**The problem:**
Retype the data that follows line by line, exactly, and leave its pictures out.

**Excerpted data:**
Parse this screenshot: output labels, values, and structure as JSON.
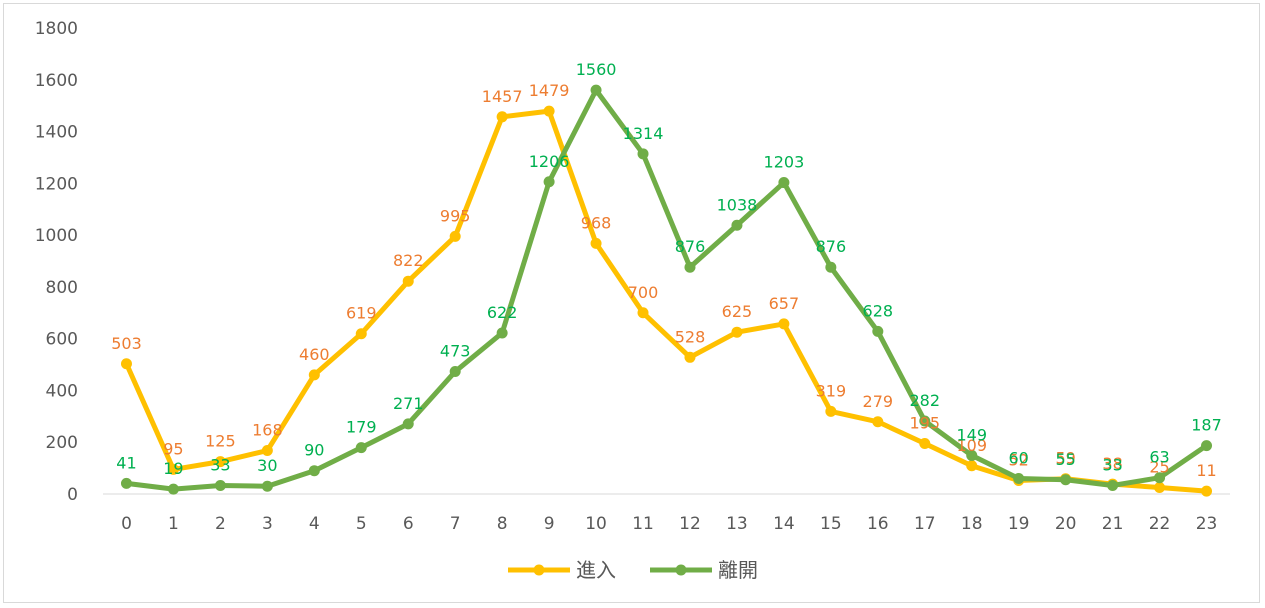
{
  "chart_data": {
    "type": "line",
    "categories": [
      "0",
      "1",
      "2",
      "3",
      "4",
      "5",
      "6",
      "7",
      "8",
      "9",
      "10",
      "11",
      "12",
      "13",
      "14",
      "15",
      "16",
      "17",
      "18",
      "19",
      "20",
      "21",
      "22",
      "23"
    ],
    "series": [
      {
        "name": "進入",
        "color": "#ffc000",
        "label_color": "#ed7d31",
        "values": [
          503,
          95,
          125,
          168,
          460,
          619,
          822,
          995,
          1457,
          1479,
          968,
          700,
          528,
          625,
          657,
          319,
          279,
          195,
          109,
          52,
          59,
          38,
          25,
          11
        ]
      },
      {
        "name": "離開",
        "color": "#70ad47",
        "label_color": "#00b050",
        "values": [
          41,
          19,
          33,
          30,
          90,
          179,
          271,
          473,
          622,
          1206,
          1560,
          1314,
          876,
          1038,
          1203,
          876,
          628,
          282,
          149,
          60,
          55,
          33,
          63,
          187
        ]
      }
    ],
    "ylim": [
      0,
      1800
    ],
    "yticks": [
      "0",
      "200",
      "400",
      "600",
      "800",
      "1000",
      "1200",
      "1400",
      "1600",
      "1800"
    ],
    "grid": false,
    "legend_position": "bottom",
    "title": "",
    "xlabel": "",
    "ylabel": ""
  }
}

**Solution to this exercise:**
Parse this screenshot: output labels, values, and structure as JSON.
{
  "chart_data": {
    "type": "line",
    "categories": [
      "0",
      "1",
      "2",
      "3",
      "4",
      "5",
      "6",
      "7",
      "8",
      "9",
      "10",
      "11",
      "12",
      "13",
      "14",
      "15",
      "16",
      "17",
      "18",
      "19",
      "20",
      "21",
      "22",
      "23"
    ],
    "series": [
      {
        "name": "進入",
        "color": "#ffc000",
        "label_color": "#ed7d31",
        "values": [
          503,
          95,
          125,
          168,
          460,
          619,
          822,
          995,
          1457,
          1479,
          968,
          700,
          528,
          625,
          657,
          319,
          279,
          195,
          109,
          52,
          59,
          38,
          25,
          11
        ]
      },
      {
        "name": "離開",
        "color": "#70ad47",
        "label_color": "#00b050",
        "values": [
          41,
          19,
          33,
          30,
          90,
          179,
          271,
          473,
          622,
          1206,
          1560,
          1314,
          876,
          1038,
          1203,
          876,
          628,
          282,
          149,
          60,
          55,
          33,
          63,
          187
        ]
      }
    ],
    "ylim": [
      0,
      1800
    ],
    "yticks": [
      "0",
      "200",
      "400",
      "600",
      "800",
      "1000",
      "1200",
      "1400",
      "1600",
      "1800"
    ],
    "grid": false,
    "legend_position": "bottom",
    "title": "",
    "xlabel": "",
    "ylabel": ""
  }
}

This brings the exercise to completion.